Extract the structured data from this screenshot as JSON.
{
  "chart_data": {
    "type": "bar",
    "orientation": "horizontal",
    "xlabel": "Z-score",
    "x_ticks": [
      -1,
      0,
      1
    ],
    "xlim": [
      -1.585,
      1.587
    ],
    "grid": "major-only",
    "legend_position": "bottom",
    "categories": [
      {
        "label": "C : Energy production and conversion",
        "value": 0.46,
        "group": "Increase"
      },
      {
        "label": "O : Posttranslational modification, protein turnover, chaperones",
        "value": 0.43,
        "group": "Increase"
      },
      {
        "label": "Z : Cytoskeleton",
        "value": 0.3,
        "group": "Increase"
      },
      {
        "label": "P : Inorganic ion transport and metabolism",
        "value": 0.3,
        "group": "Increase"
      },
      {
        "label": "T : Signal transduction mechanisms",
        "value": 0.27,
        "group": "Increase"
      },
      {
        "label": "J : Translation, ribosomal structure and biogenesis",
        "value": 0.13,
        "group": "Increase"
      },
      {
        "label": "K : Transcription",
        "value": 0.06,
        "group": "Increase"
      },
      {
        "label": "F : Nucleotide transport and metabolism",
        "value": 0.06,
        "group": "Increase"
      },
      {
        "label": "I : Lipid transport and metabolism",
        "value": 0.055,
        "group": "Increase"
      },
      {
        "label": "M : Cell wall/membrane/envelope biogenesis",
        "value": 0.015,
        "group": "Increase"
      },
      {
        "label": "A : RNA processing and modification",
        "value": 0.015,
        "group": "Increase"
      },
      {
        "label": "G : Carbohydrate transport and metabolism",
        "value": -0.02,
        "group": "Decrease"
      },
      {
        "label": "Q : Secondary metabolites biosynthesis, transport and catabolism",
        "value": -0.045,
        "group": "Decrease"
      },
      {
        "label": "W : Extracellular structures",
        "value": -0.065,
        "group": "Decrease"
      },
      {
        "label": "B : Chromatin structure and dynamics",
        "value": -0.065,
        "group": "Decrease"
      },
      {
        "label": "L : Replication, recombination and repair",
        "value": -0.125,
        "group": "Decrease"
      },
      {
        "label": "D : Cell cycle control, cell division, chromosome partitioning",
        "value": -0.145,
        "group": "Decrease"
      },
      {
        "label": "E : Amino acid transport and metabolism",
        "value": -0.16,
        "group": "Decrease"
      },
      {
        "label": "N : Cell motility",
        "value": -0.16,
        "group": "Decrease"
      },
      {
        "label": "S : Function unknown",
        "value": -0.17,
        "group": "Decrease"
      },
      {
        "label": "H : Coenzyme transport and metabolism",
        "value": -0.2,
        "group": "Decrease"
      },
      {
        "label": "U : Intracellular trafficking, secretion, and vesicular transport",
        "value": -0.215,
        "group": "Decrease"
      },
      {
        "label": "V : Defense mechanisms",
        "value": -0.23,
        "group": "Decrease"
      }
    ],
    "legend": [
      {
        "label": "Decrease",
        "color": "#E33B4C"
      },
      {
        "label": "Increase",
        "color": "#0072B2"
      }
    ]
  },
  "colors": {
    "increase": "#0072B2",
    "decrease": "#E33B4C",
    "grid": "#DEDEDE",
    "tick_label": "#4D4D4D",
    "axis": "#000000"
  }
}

********

◆ What the task asks: Every line above that has the string "metabolism" needs to be copied.

◆ Solution to the problem:
        "label": "P : Inorganic ion transport and metabolism",
        "label": "F : Nucleotide transport and metabolism",
        "label": "I : Lipid transport and metabolism",
        "label": "G : Carbohydrate transport and metabolism",
        "label": "E : Amino acid transport and metabolism",
        "label": "H : Coenzyme transport and metabolism",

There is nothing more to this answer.